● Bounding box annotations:
= = = =

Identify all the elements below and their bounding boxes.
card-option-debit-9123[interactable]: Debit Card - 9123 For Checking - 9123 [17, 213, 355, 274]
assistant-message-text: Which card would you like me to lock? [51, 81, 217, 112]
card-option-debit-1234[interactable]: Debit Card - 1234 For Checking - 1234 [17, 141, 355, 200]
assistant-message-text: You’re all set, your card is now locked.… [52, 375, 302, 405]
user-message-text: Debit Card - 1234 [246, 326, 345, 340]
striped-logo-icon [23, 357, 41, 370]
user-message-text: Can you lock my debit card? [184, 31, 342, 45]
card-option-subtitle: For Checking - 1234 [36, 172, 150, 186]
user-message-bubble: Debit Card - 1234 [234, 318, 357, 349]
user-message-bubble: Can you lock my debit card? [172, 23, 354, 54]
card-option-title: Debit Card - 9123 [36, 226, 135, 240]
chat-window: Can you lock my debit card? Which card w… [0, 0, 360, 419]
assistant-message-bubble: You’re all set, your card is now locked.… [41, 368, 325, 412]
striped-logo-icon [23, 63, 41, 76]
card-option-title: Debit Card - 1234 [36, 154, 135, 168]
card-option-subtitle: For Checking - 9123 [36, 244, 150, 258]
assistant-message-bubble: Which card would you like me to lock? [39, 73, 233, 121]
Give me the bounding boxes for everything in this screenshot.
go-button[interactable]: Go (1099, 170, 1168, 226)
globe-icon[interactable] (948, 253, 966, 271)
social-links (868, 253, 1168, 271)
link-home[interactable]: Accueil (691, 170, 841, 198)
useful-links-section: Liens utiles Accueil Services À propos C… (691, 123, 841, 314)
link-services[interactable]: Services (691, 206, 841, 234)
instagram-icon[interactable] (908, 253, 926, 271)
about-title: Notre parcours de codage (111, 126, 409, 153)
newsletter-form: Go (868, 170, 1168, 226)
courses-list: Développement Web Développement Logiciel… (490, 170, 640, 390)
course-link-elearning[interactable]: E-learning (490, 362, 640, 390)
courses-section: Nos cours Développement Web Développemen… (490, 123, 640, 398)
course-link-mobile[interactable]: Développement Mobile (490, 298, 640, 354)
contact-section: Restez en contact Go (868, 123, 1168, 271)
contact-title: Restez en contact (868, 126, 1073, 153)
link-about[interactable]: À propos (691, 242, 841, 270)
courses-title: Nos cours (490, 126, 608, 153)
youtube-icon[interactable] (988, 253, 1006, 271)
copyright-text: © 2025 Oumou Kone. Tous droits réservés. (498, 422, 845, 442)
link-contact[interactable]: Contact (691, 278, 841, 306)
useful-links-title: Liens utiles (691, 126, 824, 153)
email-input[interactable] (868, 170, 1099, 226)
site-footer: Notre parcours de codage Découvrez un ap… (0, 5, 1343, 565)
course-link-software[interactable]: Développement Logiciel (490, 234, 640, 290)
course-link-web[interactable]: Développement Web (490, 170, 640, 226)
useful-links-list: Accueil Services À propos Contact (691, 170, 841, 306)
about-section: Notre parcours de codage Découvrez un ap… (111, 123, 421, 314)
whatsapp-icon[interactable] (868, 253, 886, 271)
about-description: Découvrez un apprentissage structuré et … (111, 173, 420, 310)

= = = =

● What to produce: Convert the listing above into a JSON list of strings, one string per line and no blank lines, from its first line through the line containing "user-message-bubble: Debit Card", both included.

● Task result:
[
  "Identify all the elements below and their bounding boxes.",
  "card-option-debit-9123[interactable]: Debit Card - 9123 For Checking - 9123 [17, 213, 355, 274]",
  "assistant-message-text: Which card would you like me to lock? [51, 81, 217, 112]",
  "card-option-debit-1234[interactable]: Debit Card - 1234 For Checking - 1234 [17, 141, 355, 200]",
  "assistant-message-text: You’re all set, your card is now locked.… [52, 375, 302, 405]",
  "user-message-text: Debit Card - 1234 [246, 326, 345, 340]",
  "striped-logo-icon [23, 357, 41, 370]",
  "user-message-text: Can you lock my debit card? [184, 31, 342, 45]",
  "card-option-subtitle: For Checking - 1234 [36, 172, 150, 186]",
  "user-message-bubble: Debit Card - 1234 [234, 318, 357, 349]"
]